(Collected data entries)
--- START ---
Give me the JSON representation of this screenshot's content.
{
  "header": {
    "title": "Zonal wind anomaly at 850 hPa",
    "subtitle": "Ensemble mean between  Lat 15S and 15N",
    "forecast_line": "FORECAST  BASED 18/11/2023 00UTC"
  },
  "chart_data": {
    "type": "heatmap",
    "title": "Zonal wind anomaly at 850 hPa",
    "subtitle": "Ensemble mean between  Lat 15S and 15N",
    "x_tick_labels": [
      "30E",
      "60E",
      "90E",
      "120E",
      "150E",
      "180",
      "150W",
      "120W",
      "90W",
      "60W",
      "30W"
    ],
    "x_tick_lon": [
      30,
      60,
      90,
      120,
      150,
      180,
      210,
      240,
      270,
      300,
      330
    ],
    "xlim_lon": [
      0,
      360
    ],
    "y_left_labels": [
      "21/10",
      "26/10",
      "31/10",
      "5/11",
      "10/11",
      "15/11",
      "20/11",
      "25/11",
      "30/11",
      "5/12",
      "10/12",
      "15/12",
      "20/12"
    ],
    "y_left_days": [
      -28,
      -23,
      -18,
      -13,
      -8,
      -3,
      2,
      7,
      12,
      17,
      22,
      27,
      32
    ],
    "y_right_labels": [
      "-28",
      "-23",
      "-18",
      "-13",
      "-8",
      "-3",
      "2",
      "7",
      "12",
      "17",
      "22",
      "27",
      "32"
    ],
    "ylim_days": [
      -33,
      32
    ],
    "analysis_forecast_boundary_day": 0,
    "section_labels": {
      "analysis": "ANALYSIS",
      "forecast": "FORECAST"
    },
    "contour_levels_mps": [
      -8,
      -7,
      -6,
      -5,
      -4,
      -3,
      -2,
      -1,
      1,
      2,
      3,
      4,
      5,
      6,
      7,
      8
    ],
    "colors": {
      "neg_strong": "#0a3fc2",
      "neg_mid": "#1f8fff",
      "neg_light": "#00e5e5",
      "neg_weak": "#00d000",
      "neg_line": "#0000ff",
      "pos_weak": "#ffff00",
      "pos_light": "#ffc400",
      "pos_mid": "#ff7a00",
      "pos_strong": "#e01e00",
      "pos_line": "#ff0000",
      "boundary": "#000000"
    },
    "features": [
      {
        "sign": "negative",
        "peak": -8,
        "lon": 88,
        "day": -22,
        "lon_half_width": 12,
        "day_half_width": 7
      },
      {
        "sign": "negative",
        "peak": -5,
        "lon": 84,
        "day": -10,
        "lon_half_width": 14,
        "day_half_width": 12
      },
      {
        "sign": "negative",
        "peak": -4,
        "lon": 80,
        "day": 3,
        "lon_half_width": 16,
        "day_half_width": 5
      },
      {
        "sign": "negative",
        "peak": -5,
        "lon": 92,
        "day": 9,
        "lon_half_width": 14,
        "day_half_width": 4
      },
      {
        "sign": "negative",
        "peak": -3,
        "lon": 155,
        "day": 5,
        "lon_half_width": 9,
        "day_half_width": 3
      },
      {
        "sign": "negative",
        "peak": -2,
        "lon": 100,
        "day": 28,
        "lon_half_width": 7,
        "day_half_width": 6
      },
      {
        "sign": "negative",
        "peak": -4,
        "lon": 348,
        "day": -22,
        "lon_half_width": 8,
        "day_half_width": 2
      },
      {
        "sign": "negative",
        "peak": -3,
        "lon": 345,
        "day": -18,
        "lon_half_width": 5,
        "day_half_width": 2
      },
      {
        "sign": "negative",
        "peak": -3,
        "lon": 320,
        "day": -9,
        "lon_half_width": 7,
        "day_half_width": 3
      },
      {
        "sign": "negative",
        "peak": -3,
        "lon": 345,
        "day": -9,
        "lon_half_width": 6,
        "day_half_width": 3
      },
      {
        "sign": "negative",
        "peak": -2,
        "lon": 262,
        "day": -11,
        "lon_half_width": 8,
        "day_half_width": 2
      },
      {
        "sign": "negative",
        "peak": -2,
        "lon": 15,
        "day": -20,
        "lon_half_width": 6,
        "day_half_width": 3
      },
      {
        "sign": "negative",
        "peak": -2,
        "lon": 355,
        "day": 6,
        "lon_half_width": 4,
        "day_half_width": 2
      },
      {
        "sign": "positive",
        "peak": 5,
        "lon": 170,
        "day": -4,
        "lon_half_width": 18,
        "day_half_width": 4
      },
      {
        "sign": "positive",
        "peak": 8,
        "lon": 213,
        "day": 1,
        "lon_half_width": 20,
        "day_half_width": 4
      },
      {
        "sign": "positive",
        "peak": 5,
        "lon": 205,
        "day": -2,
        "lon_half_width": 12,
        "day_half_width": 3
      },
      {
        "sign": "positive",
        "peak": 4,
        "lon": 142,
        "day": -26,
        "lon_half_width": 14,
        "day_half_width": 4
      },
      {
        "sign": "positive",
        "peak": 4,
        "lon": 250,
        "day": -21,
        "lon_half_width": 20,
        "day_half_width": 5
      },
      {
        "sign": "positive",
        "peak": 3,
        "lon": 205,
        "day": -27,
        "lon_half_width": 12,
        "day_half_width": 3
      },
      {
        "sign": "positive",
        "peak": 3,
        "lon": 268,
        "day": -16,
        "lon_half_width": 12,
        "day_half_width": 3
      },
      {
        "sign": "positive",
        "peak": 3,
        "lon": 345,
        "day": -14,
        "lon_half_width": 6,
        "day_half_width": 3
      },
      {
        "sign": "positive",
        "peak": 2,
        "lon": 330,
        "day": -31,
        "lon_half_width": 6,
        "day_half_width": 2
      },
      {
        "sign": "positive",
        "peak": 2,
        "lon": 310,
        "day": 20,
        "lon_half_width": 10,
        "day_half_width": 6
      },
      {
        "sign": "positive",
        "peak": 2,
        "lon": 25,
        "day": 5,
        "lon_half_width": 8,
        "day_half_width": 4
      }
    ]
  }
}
--- END ---
*The request*
Extract all lines as given.

*Complete response*
Give me the JSON representation of this screenshot's content.
{
  "header": {
    "title": "Zonal wind anomaly at 850 hPa",
    "subtitle": "Ensemble mean between  Lat 15S and 15N",
    "forecast_line": "FORECAST  BASED 18/11/2023 00UTC"
  },
  "chart_data": {
    "type": "heatmap",
    "title": "Zonal wind anomaly at 850 hPa",
    "subtitle": "Ensemble mean between  Lat 15S and 15N",
    "x_tick_labels": [
      "30E",
      "60E",
      "90E",
      "120E",
      "150E",
      "180",
      "150W",
      "120W",
      "90W",
      "60W",
      "30W"
    ],
    "x_tick_lon": [
      30,
      60,
      90,
      120,
      150,
      180,
      210,
      240,
      270,
      300,
      330
    ],
    "xlim_lon": [
      0,
      360
    ],
    "y_left_labels": [
      "21/10",
      "26/10",
      "31/10",
      "5/11",
      "10/11",
      "15/11",
      "20/11",
      "25/11",
      "30/11",
      "5/12",
      "10/12",
      "15/12",
      "20/12"
    ],
    "y_left_days": [
      -28,
      -23,
      -18,
      -13,
      -8,
      -3,
      2,
      7,
      12,
      17,
      22,
      27,
      32
    ],
    "y_right_labels": [
      "-28",
      "-23",
      "-18",
      "-13",
      "-8",
      "-3",
      "2",
      "7",
      "12",
      "17",
      "22",
      "27",
      "32"
    ],
    "ylim_days": [
      -33,
      32
    ],
    "analysis_forecast_boundary_day": 0,
    "section_labels": {
      "analysis": "ANALYSIS",
      "forecast": "FORECAST"
    },
    "contour_levels_mps": [
      -8,
      -7,
      -6,
      -5,
      -4,
      -3,
      -2,
      -1,
      1,
      2,
      3,
      4,
      5,
      6,
      7,
      8
    ],
    "colors": {
      "neg_strong": "#0a3fc2",
      "neg_mid": "#1f8fff",
      "neg_light": "#00e5e5",
      "neg_weak": "#00d000",
      "neg_line": "#0000ff",
      "pos_weak": "#ffff00",
      "pos_light": "#ffc400",
      "pos_mid": "#ff7a00",
      "pos_strong": "#e01e00",
      "pos_line": "#ff0000",
      "boundary": "#000000"
    },
    "features": [
      {
        "sign": "negative",
        "peak": -8,
        "lon": 88,
        "day": -22,
        "lon_half_width": 12,
        "day_half_width": 7
      },
      {
        "sign": "negative",
        "peak": -5,
        "lon": 84,
        "day": -10,
        "lon_half_width": 14,
        "day_half_width": 12
      },
      {
        "sign": "negative",
        "peak": -4,
        "lon": 80,
        "day": 3,
        "lon_half_width": 16,
        "day_half_width": 5
      },
      {
        "sign": "negative",
        "peak": -5,
        "lon": 92,
        "day": 9,
        "lon_half_width": 14,
        "day_half_width": 4
      },
      {
        "sign": "negative",
        "peak": -3,
        "lon": 155,
        "day": 5,
        "lon_half_width": 9,
        "day_half_width": 3
      },
      {
        "sign": "negative",
        "peak": -2,
        "lon": 100,
        "day": 28,
        "lon_half_width": 7,
        "day_half_width": 6
      },
      {
        "sign": "negative",
        "peak": -4,
        "lon": 348,
        "day": -22,
        "lon_half_width": 8,
        "day_half_width": 2
      },
      {
        "sign": "negative",
        "peak": -3,
        "lon": 345,
        "day": -18,
        "lon_half_width": 5,
        "day_half_width": 2
      },
      {
        "sign": "negative",
        "peak": -3,
        "lon": 320,
        "day": -9,
        "lon_half_width": 7,
        "day_half_width": 3
      },
      {
        "sign": "negative",
        "peak": -3,
        "lon": 345,
        "day": -9,
        "lon_half_width": 6,
        "day_half_width": 3
      },
      {
        "sign": "negative",
        "peak": -2,
        "lon": 262,
        "day": -11,
        "lon_half_width": 8,
        "day_half_width": 2
      },
      {
        "sign": "negative",
        "peak": -2,
        "lon": 15,
        "day": -20,
        "lon_half_width": 6,
        "day_half_width": 3
      },
      {
        "sign": "negative",
        "peak": -2,
        "lon": 355,
        "day": 6,
        "lon_half_width": 4,
        "day_half_width": 2
      },
      {
        "sign": "positive",
        "peak": 5,
        "lon": 170,
        "day": -4,
        "lon_half_width": 18,
        "day_half_width": 4
      },
      {
        "sign": "positive",
        "peak": 8,
        "lon": 213,
        "day": 1,
        "lon_half_width": 20,
        "day_half_width": 4
      },
      {
        "sign": "positive",
        "peak": 5,
        "lon": 205,
        "day": -2,
        "lon_half_width": 12,
        "day_half_width": 3
      },
      {
        "sign": "positive",
        "peak": 4,
        "lon": 142,
        "day": -26,
        "lon_half_width": 14,
        "day_half_width": 4
      },
      {
        "sign": "positive",
        "peak": 4,
        "lon": 250,
        "day": -21,
        "lon_half_width": 20,
        "day_half_width": 5
      },
      {
        "sign": "positive",
        "peak": 3,
        "lon": 205,
        "day": -27,
        "lon_half_width": 12,
        "day_half_width": 3
      },
      {
        "sign": "positive",
        "peak": 3,
        "lon": 268,
        "day": -16,
        "lon_half_width": 12,
        "day_half_width": 3
      },
      {
        "sign": "positive",
        "peak": 3,
        "lon": 345,
        "day": -14,
        "lon_half_width": 6,
        "day_half_width": 3
      },
      {
        "sign": "positive",
        "peak": 2,
        "lon": 330,
        "day": -31,
        "lon_half_width": 6,
        "day_half_width": 2
      },
      {
        "sign": "positive",
        "peak": 2,
        "lon": 310,
        "day": 20,
        "lon_half_width": 10,
        "day_half_width": 6
      },
      {
        "sign": "positive",
        "peak": 2,
        "lon": 25,
        "day": 5,
        "lon_half_width": 8,
        "day_half_width": 4
      }
    ]
  }
}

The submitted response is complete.